START SOURCE

# Afraid to Adjust Further



## chrsds (Oct 21, 2020)

I recently picked up my first machine, a Gaggia Classic with adjusted OPV and i've just installed a PID. Been spending some time today trying to dial in a shot, thankfully i was given a 1kg bag of beans from a friend so more than happy to use enough to get things right, the beans are a dark roast from Pure Roasters in Dumbarton, new to me so i'm a little limited with my knowledge of what to expect from the beans.

I worked through doses from 14-16g and worked through various different grind settings. My current position is 15g in to 26g out in 16s, the result of this a ok tasting shot with a bitter aftertaste that comes through slowly. I'm using a bottomless PF with 14g basket, pretty happy that I'm not get any channeling but i cant seem to get any closer to a nice shot, if i add some milk to it my partner would happily drink it but its not there for me yet.

I am using a Rhino hand grinder set 4 clicks away from the burrs touching so there is a bit of movement each way but no matter what i have tried i feel like i'm always ending up in the wrong direction. With going back and forth between slightly bitter and very bitter i don't want to be making more adjustments as i don't want to keep going away from the results i'm aiming for. Despite the efforts today, I'm not fed up of grinding by hand, it would be good to know how much it is worth.

Am i making things much harder for myself using the Rhino compared to a grinder with a clearer adjustment?

Do i need to be worrying about the grinder setting changing between uses, worth checking the clicks each time?

I have a Niche Zero on order so hoping that will help with some clarity on the setting, should i accept the shot i'm getting now so i don't burn out from trying?

I am pretty new to having my own machine and dialling it in myself so i expect a challenge and process to get things dialled, think i just need the reality check.


----------



## GCGlasgow (Jul 27, 2014)

Not sure about the rhino hand grinder but most struggle initially with new equipment. Once you get the niche you should be able to dial in consistently. Try and use your usual/quality beans as you'll need to change settings with different beans anyway. Stick with it.

Sent from my SNE-LX1 using Tapatalk


----------



## earthflattener (Jul 27, 2015)

I had a rhino grinder initially for french press etc. When I bought my machine I ordered a Niche at the same time, but couldn't make the Rhino work too well with espresso grind, so I bought a 1Xpresso JX-Pro while waiting with the idea of selling it on when the niche arrived. It was night and day compared to the Rhino. Decided to hang on to it after the Niche arrived for emergencies, holidays, weddings and in case I need to grind coffee when in the bath. In other words, I just want to keep it.

END SOURCE

▶ _TASKS TO COMPLETE_
A: Translate this sentence from the grinder thread into Spanish: "Not sure about the rhino hand grinder but most struggle initially with new equipment."
B: Swap "equipment" for "gear" and write out the grinder thread between "## GCGlasgow (Jul" and "(Jul 27, 2015)", inclusive.

START PROVIDED RECORDS

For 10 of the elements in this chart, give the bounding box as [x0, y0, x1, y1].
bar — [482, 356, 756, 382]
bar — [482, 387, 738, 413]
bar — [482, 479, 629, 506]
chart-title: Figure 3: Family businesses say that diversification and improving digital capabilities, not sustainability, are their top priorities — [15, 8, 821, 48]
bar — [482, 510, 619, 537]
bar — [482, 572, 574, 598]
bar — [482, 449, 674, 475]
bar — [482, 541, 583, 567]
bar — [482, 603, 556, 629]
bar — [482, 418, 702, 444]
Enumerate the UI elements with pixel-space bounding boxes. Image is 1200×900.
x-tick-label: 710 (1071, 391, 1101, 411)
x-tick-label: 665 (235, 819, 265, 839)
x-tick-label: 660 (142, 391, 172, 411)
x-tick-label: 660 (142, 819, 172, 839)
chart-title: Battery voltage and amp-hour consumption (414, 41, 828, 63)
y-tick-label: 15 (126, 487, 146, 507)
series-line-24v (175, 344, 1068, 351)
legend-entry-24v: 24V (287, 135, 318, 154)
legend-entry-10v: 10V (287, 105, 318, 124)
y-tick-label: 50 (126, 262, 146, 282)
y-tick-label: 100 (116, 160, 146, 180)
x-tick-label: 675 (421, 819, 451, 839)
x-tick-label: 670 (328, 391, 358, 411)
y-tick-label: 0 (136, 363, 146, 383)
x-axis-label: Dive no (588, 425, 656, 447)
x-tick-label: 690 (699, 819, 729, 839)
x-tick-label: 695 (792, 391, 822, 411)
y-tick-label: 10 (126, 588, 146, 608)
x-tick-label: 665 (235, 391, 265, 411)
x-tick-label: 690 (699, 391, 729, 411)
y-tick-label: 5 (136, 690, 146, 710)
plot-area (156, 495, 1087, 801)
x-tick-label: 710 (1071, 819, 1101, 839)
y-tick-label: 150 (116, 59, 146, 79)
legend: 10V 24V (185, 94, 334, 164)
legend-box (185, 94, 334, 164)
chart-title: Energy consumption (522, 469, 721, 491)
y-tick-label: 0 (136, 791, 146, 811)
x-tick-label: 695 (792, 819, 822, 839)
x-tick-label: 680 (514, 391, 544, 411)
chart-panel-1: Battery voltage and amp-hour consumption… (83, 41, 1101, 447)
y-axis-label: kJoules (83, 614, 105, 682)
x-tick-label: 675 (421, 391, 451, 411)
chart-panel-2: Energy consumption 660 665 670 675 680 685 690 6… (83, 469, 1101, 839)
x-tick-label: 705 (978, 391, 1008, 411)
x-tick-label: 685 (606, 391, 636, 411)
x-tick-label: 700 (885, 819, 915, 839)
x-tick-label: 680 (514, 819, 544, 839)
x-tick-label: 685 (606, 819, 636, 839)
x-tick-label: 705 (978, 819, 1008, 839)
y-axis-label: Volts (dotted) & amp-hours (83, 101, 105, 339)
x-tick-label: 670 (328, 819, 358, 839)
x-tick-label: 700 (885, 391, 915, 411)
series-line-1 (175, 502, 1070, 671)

END PROVIDED RECORDS

▶ _THE RESULTS_
A: No estoy seguro del molinillo manual Rhino, pero la mayoría tiene dificultades al principio con un equipo nuevo.

B:
## GCGlasgow (Jul 27, 2014)

Not sure about the rhino hand grinder but most struggle initially with new gear. Once you get the niche you should be able to dial in consistently. Try and use your usual/quality beans as you'll need to change settings with different beans anyway. Stick with it.

Sent from my SNE-LX1 using Tapatalk


----------



## earthflattener (Jul 27, 2015)